**Given text:**
The preferred embodiment of the present invention also comprises a microprocessor for controlling the output intensity of the light. The preferred
embodiment may further comprise a translucent removable cover for the aperture, the surface of which can be used to display color.
In another aspect of the present invention, a method or process for capturing and displaying color is provided. The method comprises the steps of: measuring a source surface reflectance for each of three or more colors of visible light; illuminating a target surface with the same three or more colors of light; and adjusting the output intensity of those three or more colors of light until the target surface reflectance for the three or more colors is equal to or substantially equal to the source surface reflectance for those three colors, thereby making the target surface appear to be the same color as the source surface.
In another embodiment of the present invention, the adjusting step comprises adjusting the output intensity of the color of the at least three colors of light until the relative difference between the target surface reflectance for each of the at least three colors is equal to or substantially equal to the relative difference between the source surface reflectance for each of the at least three colors, whereby the target surface appears to be the same color as the source surface.
In a further aspect of the present invention, the output intensity of the three or more colors of light is adjusted in one or more of the following ways: (a) modulating the pulse width while holding power and frequency constant; (b) modulating the frequency while holding pulse width and power constant; or (c) modulating the power while holding pulse width and frequency constant.
In a further aspect of the present invention, the source surface reflectance is stored in a storage medium, possibly for later use or processing. In yet another aspect, the source surface is illuminated with the three or more colors of light prior to measuring
its reflectance. In still another aspect, the illumination of the source surface and second surface is accomplished by sequentially exposing the surfaces with each of the three or more colors of light. In a further aspect of the present invention, the output intensity adjustments are successively reduced by half to arrive at an output intensity that causes the reflectance values to equate or substantially equate to the reflectance values of the source surface. And in a still further aspect of the present invention, the output intensity adjustments are successively reduced by half to arrive at an output intensity that causes the ratio of the reflectance values of the target surface to equate to the ratio of reflectance values of the source surface. In yet another aspect of the present invention, a method for synchronizing wavelengths of light reflected from a source surface with wavelengths of light reflected from a target surface, is presented. The method comprises the steps of: measuring a source surface reflectance for each of at least three wavelengths of light; illuminating a target surface with the at least three wavelengths of light; and adjusting the output intensity of the at least three wavelengths until the target surface reflectance for each wavelength is substantially equal to the source surface reflectance for each wavelength. In another aspect of the invention, the reflectance ratios of the wavelengths of light is used to achieve the same result.

**Exercise task 1:**
In the excerpt on capturing and displaying color, what does the microprocessor control?

**Supplied material:**
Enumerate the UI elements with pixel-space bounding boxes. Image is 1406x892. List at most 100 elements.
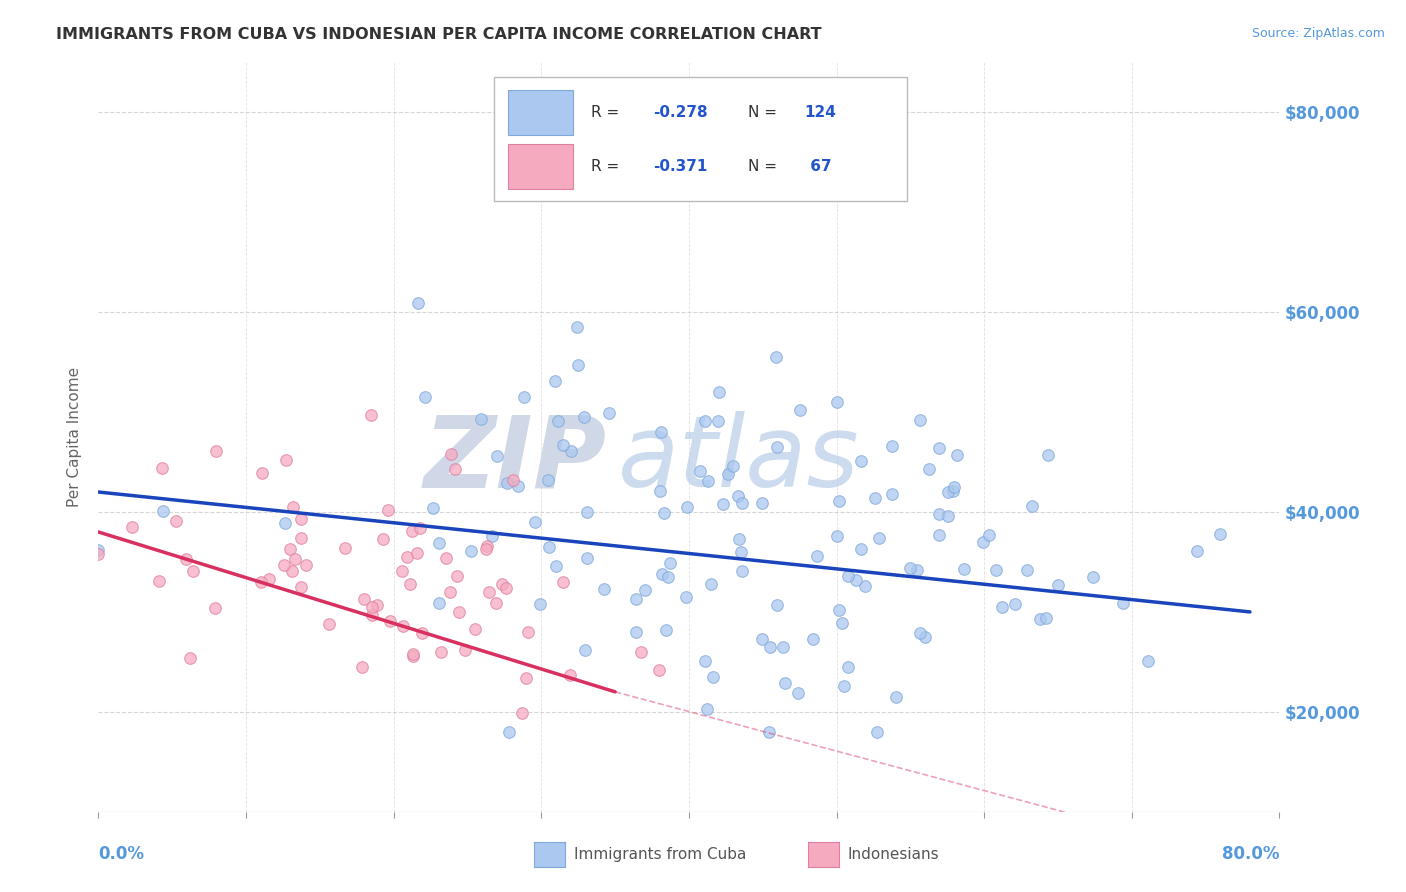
Point bbox=[693, 654, 716, 668]
Text: R =: R = bbox=[591, 159, 624, 174]
Point bbox=[290, 531, 312, 545]
Point bbox=[624, 624, 647, 639]
Point bbox=[880, 439, 903, 453]
Point bbox=[575, 550, 598, 565]
Point bbox=[366, 598, 388, 612]
Text: atlas: atlas bbox=[619, 411, 859, 508]
Point bbox=[560, 668, 582, 682]
Point bbox=[727, 532, 749, 546]
Point bbox=[766, 598, 789, 612]
Point bbox=[377, 502, 399, 516]
Point bbox=[477, 584, 499, 599]
Point bbox=[543, 375, 565, 389]
Point bbox=[515, 671, 537, 685]
Point bbox=[908, 626, 931, 640]
Point bbox=[593, 582, 616, 596]
Point bbox=[652, 506, 675, 520]
Point bbox=[406, 296, 429, 310]
Point bbox=[827, 395, 849, 409]
FancyBboxPatch shape bbox=[508, 89, 574, 135]
Point bbox=[1036, 448, 1059, 462]
Point bbox=[165, 514, 187, 528]
Point bbox=[174, 552, 197, 566]
Point bbox=[946, 449, 969, 463]
Point bbox=[655, 623, 678, 637]
Point bbox=[657, 570, 679, 584]
Point bbox=[651, 567, 673, 582]
Point bbox=[825, 529, 848, 543]
Point bbox=[121, 520, 143, 534]
Point bbox=[759, 640, 782, 655]
Point bbox=[650, 425, 672, 439]
Point bbox=[851, 454, 873, 468]
Point bbox=[278, 541, 301, 556]
Point bbox=[574, 643, 596, 657]
Point bbox=[834, 679, 856, 693]
Point bbox=[523, 515, 546, 529]
Point bbox=[1081, 570, 1104, 584]
Text: -0.278: -0.278 bbox=[654, 104, 709, 120]
Point bbox=[502, 473, 524, 487]
Point bbox=[1112, 595, 1135, 609]
Point bbox=[498, 724, 520, 739]
Point bbox=[630, 645, 652, 659]
Text: 80.0%: 80.0% bbox=[1222, 846, 1279, 863]
Point bbox=[914, 631, 936, 645]
Point bbox=[979, 528, 1001, 542]
Point bbox=[399, 577, 422, 591]
Point bbox=[290, 512, 312, 526]
Point bbox=[828, 603, 851, 617]
Point bbox=[863, 491, 886, 505]
Point bbox=[650, 484, 672, 499]
Point bbox=[402, 649, 425, 664]
Point bbox=[1047, 578, 1070, 592]
Point bbox=[295, 558, 318, 572]
Point bbox=[353, 591, 375, 606]
Point bbox=[707, 385, 730, 400]
Point bbox=[491, 576, 513, 591]
Point bbox=[444, 462, 467, 476]
Point bbox=[250, 466, 273, 480]
Point bbox=[986, 563, 1008, 577]
Point bbox=[529, 597, 551, 611]
Point bbox=[318, 616, 340, 631]
Text: Source: ZipAtlas.com: Source: ZipAtlas.com bbox=[1251, 27, 1385, 40]
Point bbox=[560, 443, 582, 458]
Point bbox=[486, 449, 509, 463]
Point bbox=[429, 644, 451, 658]
Point bbox=[273, 558, 295, 573]
Point bbox=[868, 531, 890, 545]
Point bbox=[551, 438, 574, 452]
Point bbox=[495, 581, 517, 595]
Point bbox=[538, 540, 561, 554]
Point bbox=[702, 670, 724, 684]
Point bbox=[953, 562, 976, 576]
Point bbox=[405, 546, 427, 560]
Text: N =: N = bbox=[748, 104, 782, 120]
Point bbox=[373, 532, 395, 546]
Point bbox=[1029, 612, 1052, 626]
Point bbox=[775, 676, 797, 690]
Point bbox=[409, 521, 432, 535]
Point bbox=[567, 358, 589, 372]
Point bbox=[1017, 563, 1039, 577]
Point bbox=[567, 319, 589, 334]
Point bbox=[281, 564, 304, 578]
Point bbox=[395, 549, 418, 564]
Point bbox=[882, 487, 904, 501]
Point bbox=[918, 462, 941, 476]
Point bbox=[675, 500, 697, 515]
Point bbox=[721, 459, 744, 474]
Point bbox=[360, 607, 382, 622]
Point bbox=[905, 563, 928, 577]
Point bbox=[758, 724, 780, 739]
Point bbox=[485, 596, 508, 610]
Point bbox=[786, 686, 808, 700]
Point bbox=[411, 625, 433, 640]
Point bbox=[928, 441, 950, 455]
Point bbox=[427, 536, 450, 550]
Point bbox=[706, 414, 728, 428]
Point bbox=[789, 402, 811, 417]
Point bbox=[1004, 597, 1026, 611]
Point bbox=[360, 408, 382, 422]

**Exercise task 2:**
Copy out the listing's stretch from the line containing "Point bbox=[693, 654, 716, 668]" through the line containing "Point bbox=[1036, 448, 1059, 462]", with both of those lines included and every line unchanged.

**Final answer 1:**
The output intensity of the light.

**Final answer 2:**
Point bbox=[693, 654, 716, 668]
Text: R =: R = bbox=[591, 159, 624, 174]
Point bbox=[290, 531, 312, 545]
Point bbox=[624, 624, 647, 639]
Point bbox=[880, 439, 903, 453]
Point bbox=[575, 550, 598, 565]
Point bbox=[366, 598, 388, 612]
Text: atlas: atlas bbox=[619, 411, 859, 508]
Point bbox=[560, 668, 582, 682]
Point bbox=[727, 532, 749, 546]
Point bbox=[766, 598, 789, 612]
Point bbox=[377, 502, 399, 516]
Point bbox=[477, 584, 499, 599]
Point bbox=[543, 375, 565, 389]
Point bbox=[515, 671, 537, 685]
Point bbox=[908, 626, 931, 640]
Point bbox=[593, 582, 616, 596]
Point bbox=[652, 506, 675, 520]
Point bbox=[406, 296, 429, 310]
Point bbox=[827, 395, 849, 409]
FancyBboxPatch shape bbox=[508, 89, 574, 135]
Point bbox=[1036, 448, 1059, 462]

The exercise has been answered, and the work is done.